*UIT TE VOEREN*
(1) Beantwoord over de tekst over openheid en opvoeding:
(a) Na hoeveel keer misbruik sloten de programmaatjes uit het artikel over artificiële intelligentie zich af tegenover een andere?
(b) Op welke leeftijd is het volgens de tekst een prima resultaat als jongeren dit beseffen?
(c) Welke drie dingen zouden er dan minder in de wereld worden gespuid?
(2) Schrijf de rijen woordelijk uit, van het begin van de rijen tot en met de regel met "table-1-7 xyxy=(7,209,794,352)".

*TE LEZEN TEKST*
Maar een zeker openstaan voor de andere, met geven en nemen, altruïstisch zonder naïef te zijn, is beter. Ik las ooit in een artikel over artificiële intelligentie waarbij samenwerkende programmaatjes in een virtuele (software)omgeving die een bepaald doel nastreefden, de beste resultaten bereikten door zich in principe open op te stellen tegenover de andere, maar na 1x misbruik zich ten opzichte van die ene andere te sluiten. In het echte leven bereik je ook meer door te praten, af en toe te incasseren, je andere wang aan te bieden, maar dat niet te blijven doen tegen een partij die daar misbruik van maakt. Maar dat is niet makkelijk om aan te leren aan een tiener. En kleine kinderen kunnen dat nog niet begrijpen, laat staan kleuters. Al bij al is het een prima resultaat als ze dat op 18 jaar, wanneer ze volwassen worden, beseffen. Zodat er minder hebberigheid, machogedrag, venijnigheid is de wereld wordt gespuid. Want daaraan is er genoeg, al kunnen de kinderen er meestal in de eerste plaats niet zelf aan doen. Kinderen die in oorlog opgroeien zeker niet, maar ook niet kinderen die bij ons opgroeien en die naar ons opkijken, die ons als opvoeder en voorbeeld hebben.

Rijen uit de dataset
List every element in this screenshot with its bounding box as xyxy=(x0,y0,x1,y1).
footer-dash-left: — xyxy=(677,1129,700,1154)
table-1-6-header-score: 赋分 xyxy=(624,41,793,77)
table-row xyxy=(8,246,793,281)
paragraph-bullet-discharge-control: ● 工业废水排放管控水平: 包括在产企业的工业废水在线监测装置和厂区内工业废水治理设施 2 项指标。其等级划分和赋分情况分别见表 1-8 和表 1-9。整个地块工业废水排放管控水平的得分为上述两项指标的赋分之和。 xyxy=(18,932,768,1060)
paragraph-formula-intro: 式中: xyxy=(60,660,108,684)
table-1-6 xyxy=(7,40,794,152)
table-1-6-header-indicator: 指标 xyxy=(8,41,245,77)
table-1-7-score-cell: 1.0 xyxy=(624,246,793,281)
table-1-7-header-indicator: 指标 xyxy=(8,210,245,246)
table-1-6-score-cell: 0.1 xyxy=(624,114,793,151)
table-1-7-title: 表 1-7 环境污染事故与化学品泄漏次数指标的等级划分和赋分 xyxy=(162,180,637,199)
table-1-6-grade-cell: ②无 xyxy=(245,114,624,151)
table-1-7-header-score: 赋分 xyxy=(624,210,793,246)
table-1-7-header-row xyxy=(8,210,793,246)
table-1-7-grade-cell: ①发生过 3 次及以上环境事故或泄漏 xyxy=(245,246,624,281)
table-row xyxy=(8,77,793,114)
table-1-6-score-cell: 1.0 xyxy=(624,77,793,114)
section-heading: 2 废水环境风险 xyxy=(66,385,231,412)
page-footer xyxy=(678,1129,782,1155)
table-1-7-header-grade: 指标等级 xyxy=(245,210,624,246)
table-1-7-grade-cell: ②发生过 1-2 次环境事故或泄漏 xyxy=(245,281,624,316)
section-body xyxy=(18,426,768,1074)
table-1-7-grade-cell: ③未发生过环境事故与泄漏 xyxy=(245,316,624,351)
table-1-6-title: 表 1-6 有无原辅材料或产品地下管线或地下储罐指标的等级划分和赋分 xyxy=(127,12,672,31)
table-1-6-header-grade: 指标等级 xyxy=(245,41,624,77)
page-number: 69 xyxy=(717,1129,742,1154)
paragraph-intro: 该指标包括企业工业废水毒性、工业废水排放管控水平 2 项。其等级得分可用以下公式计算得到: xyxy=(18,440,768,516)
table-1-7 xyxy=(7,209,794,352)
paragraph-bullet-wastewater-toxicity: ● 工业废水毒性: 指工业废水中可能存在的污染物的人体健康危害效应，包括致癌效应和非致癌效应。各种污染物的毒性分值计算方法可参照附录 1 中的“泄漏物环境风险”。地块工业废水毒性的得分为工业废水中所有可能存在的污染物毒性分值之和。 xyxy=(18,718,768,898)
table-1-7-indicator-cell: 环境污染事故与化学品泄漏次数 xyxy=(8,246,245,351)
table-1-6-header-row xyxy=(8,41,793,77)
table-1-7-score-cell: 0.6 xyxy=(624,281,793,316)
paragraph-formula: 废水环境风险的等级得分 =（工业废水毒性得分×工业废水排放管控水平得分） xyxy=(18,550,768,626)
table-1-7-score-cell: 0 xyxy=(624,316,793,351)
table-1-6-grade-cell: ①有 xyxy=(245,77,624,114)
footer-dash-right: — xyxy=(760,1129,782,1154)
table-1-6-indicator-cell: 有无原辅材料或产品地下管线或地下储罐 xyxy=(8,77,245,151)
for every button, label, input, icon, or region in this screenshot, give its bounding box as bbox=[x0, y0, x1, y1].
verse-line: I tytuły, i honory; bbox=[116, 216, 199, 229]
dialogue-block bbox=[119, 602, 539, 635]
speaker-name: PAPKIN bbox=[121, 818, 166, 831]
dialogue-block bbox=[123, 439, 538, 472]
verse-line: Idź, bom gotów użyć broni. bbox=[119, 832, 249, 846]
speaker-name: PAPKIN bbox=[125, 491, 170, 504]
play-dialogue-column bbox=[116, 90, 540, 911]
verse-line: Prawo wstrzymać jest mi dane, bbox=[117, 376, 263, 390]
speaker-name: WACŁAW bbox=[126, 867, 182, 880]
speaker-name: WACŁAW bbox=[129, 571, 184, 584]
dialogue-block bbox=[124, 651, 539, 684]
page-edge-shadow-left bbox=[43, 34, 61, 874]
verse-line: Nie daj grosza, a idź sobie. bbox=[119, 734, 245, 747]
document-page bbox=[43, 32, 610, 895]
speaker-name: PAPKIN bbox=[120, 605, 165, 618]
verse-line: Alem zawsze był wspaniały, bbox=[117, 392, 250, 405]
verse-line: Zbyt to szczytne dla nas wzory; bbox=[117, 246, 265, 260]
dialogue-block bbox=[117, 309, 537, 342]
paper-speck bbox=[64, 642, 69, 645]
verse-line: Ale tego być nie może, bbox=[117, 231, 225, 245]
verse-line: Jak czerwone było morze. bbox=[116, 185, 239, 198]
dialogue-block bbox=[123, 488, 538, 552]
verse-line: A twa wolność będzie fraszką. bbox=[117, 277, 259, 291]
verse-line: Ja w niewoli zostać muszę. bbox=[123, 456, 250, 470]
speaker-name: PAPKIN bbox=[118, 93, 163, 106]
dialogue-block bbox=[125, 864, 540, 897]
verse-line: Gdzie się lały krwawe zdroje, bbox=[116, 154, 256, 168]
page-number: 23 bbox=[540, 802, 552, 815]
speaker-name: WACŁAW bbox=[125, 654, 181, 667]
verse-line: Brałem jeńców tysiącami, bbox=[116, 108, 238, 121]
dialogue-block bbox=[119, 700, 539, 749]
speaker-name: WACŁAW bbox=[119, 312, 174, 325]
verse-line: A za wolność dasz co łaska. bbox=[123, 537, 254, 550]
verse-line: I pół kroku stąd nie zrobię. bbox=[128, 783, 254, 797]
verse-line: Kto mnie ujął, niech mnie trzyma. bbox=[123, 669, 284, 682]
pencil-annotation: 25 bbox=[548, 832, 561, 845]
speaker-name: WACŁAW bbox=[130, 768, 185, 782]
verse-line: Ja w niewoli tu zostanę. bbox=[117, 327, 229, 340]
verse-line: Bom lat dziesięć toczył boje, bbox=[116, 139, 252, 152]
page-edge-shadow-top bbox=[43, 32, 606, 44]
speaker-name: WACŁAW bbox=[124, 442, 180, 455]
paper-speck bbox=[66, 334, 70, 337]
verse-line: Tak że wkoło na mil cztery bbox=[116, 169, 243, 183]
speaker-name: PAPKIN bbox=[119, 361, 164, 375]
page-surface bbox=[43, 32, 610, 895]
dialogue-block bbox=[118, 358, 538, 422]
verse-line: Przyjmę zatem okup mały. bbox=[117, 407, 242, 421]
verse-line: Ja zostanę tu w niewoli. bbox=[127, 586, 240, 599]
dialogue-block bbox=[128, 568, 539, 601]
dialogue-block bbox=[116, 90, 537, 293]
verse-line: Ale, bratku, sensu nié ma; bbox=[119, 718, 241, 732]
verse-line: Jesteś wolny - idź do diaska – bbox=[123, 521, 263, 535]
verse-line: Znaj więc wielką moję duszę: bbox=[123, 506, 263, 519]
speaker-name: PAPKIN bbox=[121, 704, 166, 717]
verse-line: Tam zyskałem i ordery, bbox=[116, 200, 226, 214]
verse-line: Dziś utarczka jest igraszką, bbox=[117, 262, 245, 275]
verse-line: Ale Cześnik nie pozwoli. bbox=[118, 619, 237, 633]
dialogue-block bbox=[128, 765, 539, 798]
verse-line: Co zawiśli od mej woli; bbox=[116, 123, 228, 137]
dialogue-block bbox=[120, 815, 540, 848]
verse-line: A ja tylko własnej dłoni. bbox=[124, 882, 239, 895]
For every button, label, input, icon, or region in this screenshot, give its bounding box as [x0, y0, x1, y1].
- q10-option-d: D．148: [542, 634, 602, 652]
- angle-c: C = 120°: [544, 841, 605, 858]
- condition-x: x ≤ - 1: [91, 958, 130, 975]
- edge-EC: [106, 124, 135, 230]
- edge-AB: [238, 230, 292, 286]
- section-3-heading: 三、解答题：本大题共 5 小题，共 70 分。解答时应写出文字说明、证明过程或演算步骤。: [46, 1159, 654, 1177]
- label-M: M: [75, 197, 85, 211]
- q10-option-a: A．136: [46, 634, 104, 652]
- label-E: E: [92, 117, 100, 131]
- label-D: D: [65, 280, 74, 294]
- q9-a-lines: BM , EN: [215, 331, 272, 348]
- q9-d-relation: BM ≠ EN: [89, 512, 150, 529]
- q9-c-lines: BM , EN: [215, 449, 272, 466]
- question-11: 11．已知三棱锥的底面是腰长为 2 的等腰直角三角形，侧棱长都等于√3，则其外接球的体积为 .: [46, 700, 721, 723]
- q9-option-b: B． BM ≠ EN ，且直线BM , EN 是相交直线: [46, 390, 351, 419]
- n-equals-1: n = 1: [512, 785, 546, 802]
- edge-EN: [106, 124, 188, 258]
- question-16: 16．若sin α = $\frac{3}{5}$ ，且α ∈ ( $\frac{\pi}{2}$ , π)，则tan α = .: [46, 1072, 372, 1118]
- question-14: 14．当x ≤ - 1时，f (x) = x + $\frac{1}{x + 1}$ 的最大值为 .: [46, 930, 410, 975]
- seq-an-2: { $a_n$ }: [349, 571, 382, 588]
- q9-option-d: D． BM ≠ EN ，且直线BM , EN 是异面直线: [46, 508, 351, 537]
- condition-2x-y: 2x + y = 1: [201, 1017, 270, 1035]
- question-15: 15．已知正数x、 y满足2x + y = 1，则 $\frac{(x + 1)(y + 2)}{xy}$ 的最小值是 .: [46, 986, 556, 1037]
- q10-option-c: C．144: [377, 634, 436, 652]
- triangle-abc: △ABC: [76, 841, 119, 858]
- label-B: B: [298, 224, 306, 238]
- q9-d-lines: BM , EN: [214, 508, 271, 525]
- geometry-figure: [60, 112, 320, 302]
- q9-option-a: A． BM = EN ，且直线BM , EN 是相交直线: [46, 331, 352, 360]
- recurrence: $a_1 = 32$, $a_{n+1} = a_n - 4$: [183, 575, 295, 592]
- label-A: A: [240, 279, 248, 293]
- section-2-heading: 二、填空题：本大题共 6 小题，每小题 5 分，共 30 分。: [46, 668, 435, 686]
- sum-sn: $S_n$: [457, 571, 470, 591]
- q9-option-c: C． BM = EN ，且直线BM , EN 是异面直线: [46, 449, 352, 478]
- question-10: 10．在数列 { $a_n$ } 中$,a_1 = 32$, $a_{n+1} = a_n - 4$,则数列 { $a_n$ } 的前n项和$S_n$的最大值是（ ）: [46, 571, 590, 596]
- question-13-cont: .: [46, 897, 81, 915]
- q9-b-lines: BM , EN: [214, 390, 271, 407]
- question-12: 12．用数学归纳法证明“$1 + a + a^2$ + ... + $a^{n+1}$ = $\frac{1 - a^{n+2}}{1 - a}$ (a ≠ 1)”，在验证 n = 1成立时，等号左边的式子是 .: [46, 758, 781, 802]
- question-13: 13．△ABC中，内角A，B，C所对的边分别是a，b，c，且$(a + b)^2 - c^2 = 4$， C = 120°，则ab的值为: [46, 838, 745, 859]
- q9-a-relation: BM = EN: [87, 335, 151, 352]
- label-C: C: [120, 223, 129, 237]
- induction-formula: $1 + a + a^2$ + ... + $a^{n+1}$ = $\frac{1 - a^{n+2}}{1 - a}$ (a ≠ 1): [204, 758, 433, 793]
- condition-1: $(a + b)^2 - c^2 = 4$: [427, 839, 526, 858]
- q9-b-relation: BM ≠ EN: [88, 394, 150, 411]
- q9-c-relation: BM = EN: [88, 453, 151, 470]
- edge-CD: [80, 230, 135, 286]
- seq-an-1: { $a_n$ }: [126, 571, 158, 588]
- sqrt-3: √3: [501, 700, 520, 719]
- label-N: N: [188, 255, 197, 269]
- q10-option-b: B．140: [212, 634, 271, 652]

*ANTWOORDEN PER OPDRACHT*
(1)
(a) Na 1x misbruik.
(b) Op 18 jaar.
(c) Hebberigheid, machogedrag en venijnigheid.

(2)
List every element in this screenshot with its bounding box as xyxy=(x0,y0,x1,y1).
footer-dash-left: — xyxy=(677,1129,700,1154)
table-1-6-header-score: 赋分 xyxy=(624,41,793,77)
table-row xyxy=(8,246,793,281)
paragraph-bullet-discharge-control: ● 工业废水排放管控水平: 包括在产企业的工业废水在线监测装置和厂区内工业废水治理设施 2 项指标。其等级划分和赋分情况分别见表 1-8 和表 1-9。整个地块工业废水排放管控水平的得分为上述两项指标的赋分之和。 xyxy=(18,932,768,1060)
paragraph-formula-intro: 式中: xyxy=(60,660,108,684)
table-1-6 xyxy=(7,40,794,152)
table-1-6-header-indicator: 指标 xyxy=(8,41,245,77)
table-1-7-score-cell: 1.0 xyxy=(624,246,793,281)
table-1-7-header-indicator: 指标 xyxy=(8,210,245,246)
table-1-6-score-cell: 0.1 xyxy=(624,114,793,151)
table-1-7-title: 表 1-7 环境污染事故与化学品泄漏次数指标的等级划分和赋分 xyxy=(162,180,637,199)
table-1-6-grade-cell: ②无 xyxy=(245,114,624,151)
table-1-7-header-score: 赋分 xyxy=(624,210,793,246)
table-1-7-header-row xyxy=(8,210,793,246)
table-1-7-grade-cell: ①发生过 3 次及以上环境事故或泄漏 xyxy=(245,246,624,281)
table-row xyxy=(8,77,793,114)
table-1-6-score-cell: 1.0 xyxy=(624,77,793,114)
section-heading: 2 废水环境风险 xyxy=(66,385,231,412)
page-footer xyxy=(678,1129,782,1155)
table-1-7-header-grade: 指标等级 xyxy=(245,210,624,246)
table-1-7-grade-cell: ②发生过 1-2 次环境事故或泄漏 xyxy=(245,281,624,316)
section-body xyxy=(18,426,768,1074)
table-1-7-grade-cell: ③未发生过环境事故与泄漏 xyxy=(245,316,624,351)
table-1-6-title: 表 1-6 有无原辅材料或产品地下管线或地下储罐指标的等级划分和赋分 xyxy=(127,12,672,31)
table-1-6-header-grade: 指标等级 xyxy=(245,41,624,77)
page-number: 69 xyxy=(717,1129,742,1154)
paragraph-intro: 该指标包括企业工业废水毒性、工业废水排放管控水平 2 项。其等级得分可用以下公式计算得到: xyxy=(18,440,768,516)
table-1-7 xyxy=(7,209,794,352)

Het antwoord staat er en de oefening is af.